--- START GIVEN DATA ---
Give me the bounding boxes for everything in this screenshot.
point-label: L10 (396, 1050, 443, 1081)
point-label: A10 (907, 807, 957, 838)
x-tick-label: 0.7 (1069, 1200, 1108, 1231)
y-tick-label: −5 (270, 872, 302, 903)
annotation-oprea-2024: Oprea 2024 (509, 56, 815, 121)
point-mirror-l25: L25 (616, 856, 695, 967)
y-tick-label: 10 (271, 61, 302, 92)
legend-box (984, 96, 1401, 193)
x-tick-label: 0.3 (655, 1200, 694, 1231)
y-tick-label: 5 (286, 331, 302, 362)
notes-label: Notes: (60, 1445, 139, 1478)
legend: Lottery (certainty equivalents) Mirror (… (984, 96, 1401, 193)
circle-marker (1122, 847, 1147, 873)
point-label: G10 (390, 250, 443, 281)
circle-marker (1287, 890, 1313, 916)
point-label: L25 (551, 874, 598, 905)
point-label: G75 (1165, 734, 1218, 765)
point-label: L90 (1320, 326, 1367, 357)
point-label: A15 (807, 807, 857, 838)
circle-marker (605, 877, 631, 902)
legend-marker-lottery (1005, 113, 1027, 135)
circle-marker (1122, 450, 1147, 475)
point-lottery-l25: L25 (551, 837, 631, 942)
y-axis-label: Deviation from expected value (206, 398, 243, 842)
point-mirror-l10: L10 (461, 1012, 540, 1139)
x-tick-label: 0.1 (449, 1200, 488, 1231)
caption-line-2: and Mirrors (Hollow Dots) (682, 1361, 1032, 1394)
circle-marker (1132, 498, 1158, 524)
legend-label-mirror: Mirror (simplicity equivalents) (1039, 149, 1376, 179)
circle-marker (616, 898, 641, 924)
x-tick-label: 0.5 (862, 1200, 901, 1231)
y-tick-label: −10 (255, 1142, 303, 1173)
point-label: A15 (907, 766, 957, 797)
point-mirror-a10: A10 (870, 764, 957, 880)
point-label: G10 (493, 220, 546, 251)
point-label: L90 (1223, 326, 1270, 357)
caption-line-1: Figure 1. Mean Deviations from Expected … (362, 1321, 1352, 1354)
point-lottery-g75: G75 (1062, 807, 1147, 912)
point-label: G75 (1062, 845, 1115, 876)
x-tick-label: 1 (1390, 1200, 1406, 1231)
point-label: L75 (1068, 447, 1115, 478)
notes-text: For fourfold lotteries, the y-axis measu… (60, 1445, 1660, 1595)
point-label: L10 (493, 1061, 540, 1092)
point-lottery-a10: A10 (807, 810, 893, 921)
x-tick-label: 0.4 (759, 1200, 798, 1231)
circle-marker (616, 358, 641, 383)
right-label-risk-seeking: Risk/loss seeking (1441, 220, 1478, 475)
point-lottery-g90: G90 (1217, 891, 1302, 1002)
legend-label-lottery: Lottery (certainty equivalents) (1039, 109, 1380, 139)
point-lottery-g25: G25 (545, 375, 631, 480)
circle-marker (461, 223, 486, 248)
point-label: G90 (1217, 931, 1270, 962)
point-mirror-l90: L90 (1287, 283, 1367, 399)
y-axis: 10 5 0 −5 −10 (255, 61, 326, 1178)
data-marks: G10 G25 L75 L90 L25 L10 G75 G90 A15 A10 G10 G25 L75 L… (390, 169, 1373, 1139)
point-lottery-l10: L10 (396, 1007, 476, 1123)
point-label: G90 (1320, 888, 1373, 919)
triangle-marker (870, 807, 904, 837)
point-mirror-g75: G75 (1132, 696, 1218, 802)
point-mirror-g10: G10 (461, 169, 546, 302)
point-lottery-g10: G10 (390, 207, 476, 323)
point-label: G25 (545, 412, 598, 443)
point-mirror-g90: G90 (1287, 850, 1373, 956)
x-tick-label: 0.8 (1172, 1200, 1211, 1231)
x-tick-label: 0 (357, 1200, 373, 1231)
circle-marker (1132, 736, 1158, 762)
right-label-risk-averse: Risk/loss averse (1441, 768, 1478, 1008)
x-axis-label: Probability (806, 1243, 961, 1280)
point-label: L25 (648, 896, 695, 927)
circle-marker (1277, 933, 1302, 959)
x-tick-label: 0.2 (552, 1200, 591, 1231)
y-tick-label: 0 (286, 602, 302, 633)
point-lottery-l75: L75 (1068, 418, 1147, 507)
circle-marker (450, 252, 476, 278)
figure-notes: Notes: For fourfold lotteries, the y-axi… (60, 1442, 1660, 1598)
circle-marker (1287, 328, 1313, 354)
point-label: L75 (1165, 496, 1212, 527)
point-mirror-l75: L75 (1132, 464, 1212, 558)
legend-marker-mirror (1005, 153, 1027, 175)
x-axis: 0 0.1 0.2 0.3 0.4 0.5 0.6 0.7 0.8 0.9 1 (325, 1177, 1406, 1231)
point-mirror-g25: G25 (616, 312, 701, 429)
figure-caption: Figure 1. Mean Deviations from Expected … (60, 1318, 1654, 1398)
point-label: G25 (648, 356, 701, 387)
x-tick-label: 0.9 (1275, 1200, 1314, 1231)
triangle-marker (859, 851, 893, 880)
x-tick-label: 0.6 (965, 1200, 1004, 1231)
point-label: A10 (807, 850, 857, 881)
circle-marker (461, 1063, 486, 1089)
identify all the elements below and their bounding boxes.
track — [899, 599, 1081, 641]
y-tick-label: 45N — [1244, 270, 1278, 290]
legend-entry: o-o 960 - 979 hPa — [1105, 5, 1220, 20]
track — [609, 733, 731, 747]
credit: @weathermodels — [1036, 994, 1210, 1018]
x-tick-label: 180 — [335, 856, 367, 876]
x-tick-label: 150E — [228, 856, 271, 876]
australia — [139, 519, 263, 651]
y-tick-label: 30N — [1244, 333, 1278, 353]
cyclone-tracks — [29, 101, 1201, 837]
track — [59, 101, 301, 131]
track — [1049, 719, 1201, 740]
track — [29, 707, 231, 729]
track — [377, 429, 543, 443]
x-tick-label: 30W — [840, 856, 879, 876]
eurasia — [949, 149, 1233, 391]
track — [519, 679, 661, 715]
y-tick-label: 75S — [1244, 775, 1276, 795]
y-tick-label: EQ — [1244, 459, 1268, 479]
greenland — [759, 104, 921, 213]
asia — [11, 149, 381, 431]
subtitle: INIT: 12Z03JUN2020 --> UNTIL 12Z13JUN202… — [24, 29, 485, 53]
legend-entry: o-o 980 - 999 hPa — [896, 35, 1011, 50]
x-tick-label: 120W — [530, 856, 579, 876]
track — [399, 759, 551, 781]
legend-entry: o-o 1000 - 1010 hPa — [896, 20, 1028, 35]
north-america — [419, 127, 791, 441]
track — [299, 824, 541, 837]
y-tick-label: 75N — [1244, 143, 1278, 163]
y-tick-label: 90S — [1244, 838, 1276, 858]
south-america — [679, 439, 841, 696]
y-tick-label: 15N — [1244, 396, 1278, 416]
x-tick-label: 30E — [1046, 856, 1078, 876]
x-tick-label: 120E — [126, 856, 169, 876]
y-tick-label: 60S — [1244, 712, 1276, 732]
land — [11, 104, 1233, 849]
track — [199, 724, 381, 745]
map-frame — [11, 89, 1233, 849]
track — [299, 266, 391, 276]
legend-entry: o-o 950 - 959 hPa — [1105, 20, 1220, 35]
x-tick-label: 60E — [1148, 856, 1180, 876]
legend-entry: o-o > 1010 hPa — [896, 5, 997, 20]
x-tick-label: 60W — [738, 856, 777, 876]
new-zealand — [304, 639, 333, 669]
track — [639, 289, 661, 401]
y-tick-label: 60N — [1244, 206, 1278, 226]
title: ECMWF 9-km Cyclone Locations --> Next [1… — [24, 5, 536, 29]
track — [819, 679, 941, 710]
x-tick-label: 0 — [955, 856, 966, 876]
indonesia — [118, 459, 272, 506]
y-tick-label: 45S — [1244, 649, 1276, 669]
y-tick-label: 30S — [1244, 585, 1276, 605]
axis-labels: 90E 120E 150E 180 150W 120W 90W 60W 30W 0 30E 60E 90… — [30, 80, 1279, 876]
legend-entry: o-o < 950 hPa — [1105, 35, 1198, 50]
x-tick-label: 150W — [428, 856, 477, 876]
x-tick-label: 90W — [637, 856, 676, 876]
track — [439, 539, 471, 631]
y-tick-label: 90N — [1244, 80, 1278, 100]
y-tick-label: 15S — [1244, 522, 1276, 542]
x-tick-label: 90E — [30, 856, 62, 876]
--- END GIVEN DATA ---
DIRECTION: Please lay out the records as a JSON list of strings, one string per line with blank lines left out. Begin at the first line of the records and stop after the line that contains "point-label: G10 (493, 220, 546, 251)".

CORRECT ANSWER:
[
  "Give me the bounding boxes for everything in this screenshot.",
  "point-label: L10 (396, 1050, 443, 1081)",
  "point-label: A10 (907, 807, 957, 838)",
  "x-tick-label: 0.7 (1069, 1200, 1108, 1231)",
  "y-tick-label: −5 (270, 872, 302, 903)",
  "annotation-oprea-2024: Oprea 2024 (509, 56, 815, 121)",
  "point-mirror-l25: L25 (616, 856, 695, 967)",
  "y-tick-label: 10 (271, 61, 302, 92)",
  "legend-box (984, 96, 1401, 193)",
  "x-tick-label: 0.3 (655, 1200, 694, 1231)",
  "y-tick-label: 5 (286, 331, 302, 362)",
  "notes-label: Notes: (60, 1445, 139, 1478)",
  "legend: Lottery (certainty equivalents) Mirror (… (984, 96, 1401, 193)",
  "circle-marker (1122, 847, 1147, 873)",
  "point-label: G10 (390, 250, 443, 281)",
  "circle-marker (1287, 890, 1313, 916)",
  "point-label: L25 (551, 874, 598, 905)",
  "point-label: G75 (1165, 734, 1218, 765)",
  "point-label: L90 (1320, 326, 1367, 357)",
  "point-label: A15 (807, 807, 857, 838)",
  "circle-marker (605, 877, 631, 902)",
  "legend-marker-lottery (1005, 113, 1027, 135)",
  "circle-marker (1122, 450, 1147, 475)",
  "point-lottery-l25: L25 (551, 837, 631, 942)",
  "y-axis-label: Deviation from expected value (206, 398, 243, 842)",
  "point-mirror-l10: L10 (461, 1012, 540, 1139)",
  "x-tick-label: 0.1 (449, 1200, 488, 1231)",
  "caption-line-2: and Mirrors (Hollow Dots) (682, 1361, 1032, 1394)",
  "circle-marker (1132, 498, 1158, 524)",
  "legend-label-mirror: Mirror (simplicity equivalents) (1039, 149, 1376, 179)",
  "circle-marker (616, 898, 641, 924)",
  "x-tick-label: 0.5 (862, 1200, 901, 1231)",
  "y-tick-label: −10 (255, 1142, 303, 1173)",
  "point-label: A15 (907, 766, 957, 797)",
  "point-mirror-a10: A10 (870, 764, 957, 880)",
  "point-label: G10 (493, 220, 546, 251)"
]